Sending many emails from Office is possible but there are traps.

Lee W asks:

I have a need to send 50,000 emails with an attachment. The email addresses are currently stored in a Microsoft Access database. Does Outlook have any limitations?

You should not need any special code – what you’re describing is a ‘mail merge’ with output to emails instead of printed letters or envelopes.

Word has been able to do that for years from almost any data source and certainly from an Access database. If Word can’t read the data source, then use some other utility to convert the data into an acceptable format. Outlook is used to send the messages.

50,000 is a lot of messages and Word/Outlook might stall if trying to process so many at once. With a big mailing it’s a good idea to break it up into chunks (eg record 1 to 4999 then 5000 to 9999 etc). The mail merge system is, understandably, designed to work as fast as possible – an option to ‘pause’ for a few seconds between each record would be helpful to prevent Office jamming on large merge runs but has never been implemented by Microsoft.

The main problem might not be with Word or Outlook but your ISP. Many ISP’s have limits on the number of outgoing messages permitted each day or week from each customer. This is intended to stop spammers using the ISP’s to send out bulk mail. You should check with your ISP to see what limits they impose – often these limits are unrealistically low and people get blocked after sending only a few hundred messages (when running a small club, charity or PTA etc). Even if there are no stated limits, sending out thousands of virtually identical messages has a high risk of being deemed spam almost no matter what you do, the content of the message or the circumstances. You should advise the sending ISP of your intentions before doing the mailing.

- Exercise instructions:
**1.** Reproduce the passage of the bulk email article above, starting at "The main problem" and ending at "doing the mailing.".
**2.** Continue the bulk email article above from the point where it stops.

- Input data:
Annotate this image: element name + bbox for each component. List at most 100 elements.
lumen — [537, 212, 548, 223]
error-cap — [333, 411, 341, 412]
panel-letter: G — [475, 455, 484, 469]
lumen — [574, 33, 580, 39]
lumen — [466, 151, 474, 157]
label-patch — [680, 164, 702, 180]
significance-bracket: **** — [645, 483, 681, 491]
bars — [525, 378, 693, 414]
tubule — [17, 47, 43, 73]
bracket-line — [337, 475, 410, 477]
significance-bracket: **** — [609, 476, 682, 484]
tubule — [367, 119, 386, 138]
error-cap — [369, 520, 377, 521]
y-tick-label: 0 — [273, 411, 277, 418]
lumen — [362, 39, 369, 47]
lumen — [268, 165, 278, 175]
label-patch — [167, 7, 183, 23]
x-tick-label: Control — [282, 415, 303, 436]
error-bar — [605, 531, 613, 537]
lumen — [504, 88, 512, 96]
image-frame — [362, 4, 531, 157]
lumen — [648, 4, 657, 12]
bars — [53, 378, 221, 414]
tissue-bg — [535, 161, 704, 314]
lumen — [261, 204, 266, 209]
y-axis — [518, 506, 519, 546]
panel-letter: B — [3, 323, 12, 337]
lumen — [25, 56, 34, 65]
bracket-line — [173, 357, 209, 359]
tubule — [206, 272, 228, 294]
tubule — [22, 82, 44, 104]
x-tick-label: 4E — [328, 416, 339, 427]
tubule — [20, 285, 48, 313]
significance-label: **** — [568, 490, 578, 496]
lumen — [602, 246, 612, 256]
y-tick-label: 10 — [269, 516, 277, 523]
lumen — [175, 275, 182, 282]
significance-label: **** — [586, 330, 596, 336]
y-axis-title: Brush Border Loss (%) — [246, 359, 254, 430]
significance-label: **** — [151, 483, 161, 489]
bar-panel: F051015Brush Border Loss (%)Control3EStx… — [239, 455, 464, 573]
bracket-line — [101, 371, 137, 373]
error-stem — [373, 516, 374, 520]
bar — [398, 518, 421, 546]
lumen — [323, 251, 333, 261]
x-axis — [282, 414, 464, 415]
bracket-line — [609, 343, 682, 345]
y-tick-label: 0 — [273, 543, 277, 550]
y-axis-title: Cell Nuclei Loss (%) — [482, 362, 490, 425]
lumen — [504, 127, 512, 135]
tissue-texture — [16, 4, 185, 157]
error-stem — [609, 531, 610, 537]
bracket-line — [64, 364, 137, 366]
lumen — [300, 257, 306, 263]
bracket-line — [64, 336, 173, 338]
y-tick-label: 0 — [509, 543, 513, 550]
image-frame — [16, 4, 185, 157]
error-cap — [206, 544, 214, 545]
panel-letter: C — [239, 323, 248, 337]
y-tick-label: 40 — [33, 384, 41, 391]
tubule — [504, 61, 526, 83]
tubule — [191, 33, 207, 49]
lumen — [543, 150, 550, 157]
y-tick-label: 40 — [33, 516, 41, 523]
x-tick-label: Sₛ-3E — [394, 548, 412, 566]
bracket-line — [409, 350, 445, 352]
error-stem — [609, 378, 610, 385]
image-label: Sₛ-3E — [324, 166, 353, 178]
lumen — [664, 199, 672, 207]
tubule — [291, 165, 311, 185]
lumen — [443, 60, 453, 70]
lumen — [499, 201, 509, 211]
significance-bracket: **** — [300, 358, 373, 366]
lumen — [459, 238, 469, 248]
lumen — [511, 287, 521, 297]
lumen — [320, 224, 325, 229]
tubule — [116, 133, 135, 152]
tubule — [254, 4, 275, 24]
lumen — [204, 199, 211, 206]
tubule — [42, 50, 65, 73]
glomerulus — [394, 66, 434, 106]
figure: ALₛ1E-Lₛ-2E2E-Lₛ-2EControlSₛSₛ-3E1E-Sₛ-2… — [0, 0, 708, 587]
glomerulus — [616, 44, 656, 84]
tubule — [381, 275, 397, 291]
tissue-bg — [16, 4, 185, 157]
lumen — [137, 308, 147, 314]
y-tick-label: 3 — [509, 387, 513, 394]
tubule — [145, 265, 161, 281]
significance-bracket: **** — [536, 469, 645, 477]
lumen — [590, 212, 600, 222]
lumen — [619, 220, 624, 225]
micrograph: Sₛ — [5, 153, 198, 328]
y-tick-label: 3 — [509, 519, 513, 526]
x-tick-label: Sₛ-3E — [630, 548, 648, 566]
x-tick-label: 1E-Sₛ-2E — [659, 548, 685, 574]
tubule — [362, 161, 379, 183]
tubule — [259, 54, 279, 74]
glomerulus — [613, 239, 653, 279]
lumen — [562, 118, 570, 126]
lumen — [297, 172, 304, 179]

- Numbered responses:
**1.**
The main problem might not be with Word or Outlook but your ISP. Many ISP’s have limits on the number of outgoing messages permitted each day or week from each customer. This is intended to stop spammers using the ISP’s to send out bulk mail. You should check with your ISP to see what limits they impose – often these limits are unrealistically low and people get blocked after sending only a few hundred messages (when running a small club, charity or PTA etc). Even if there are no stated limits, sending out thousands of virtually identical messages has a high risk of being deemed spam almost no matter what you do, the content of the message or the circumstances. You should advise the sending ISP of your intentions before doing the mailing.

**2.**
Sperry Software has a Send Individually utility  that will send individual messages to each person in a list. It does have an option to ‘throttle’ the flow of messages to a rate that suits you.

Adding an attachment to the messages raises an additional issue. With any email plus attachment mailing there is always the problem of delivery. Many people either won’t or can’t open email attachments (regardless of the source or format) due to concerns about virus infection. You might consider putting the attachment on a web site and putting a link in the email to a web page that has a link to the attachment. This would avoid many sending and delivery issues as well as giving you the ability to update the web site file if circumstances change after the mailing has commenced.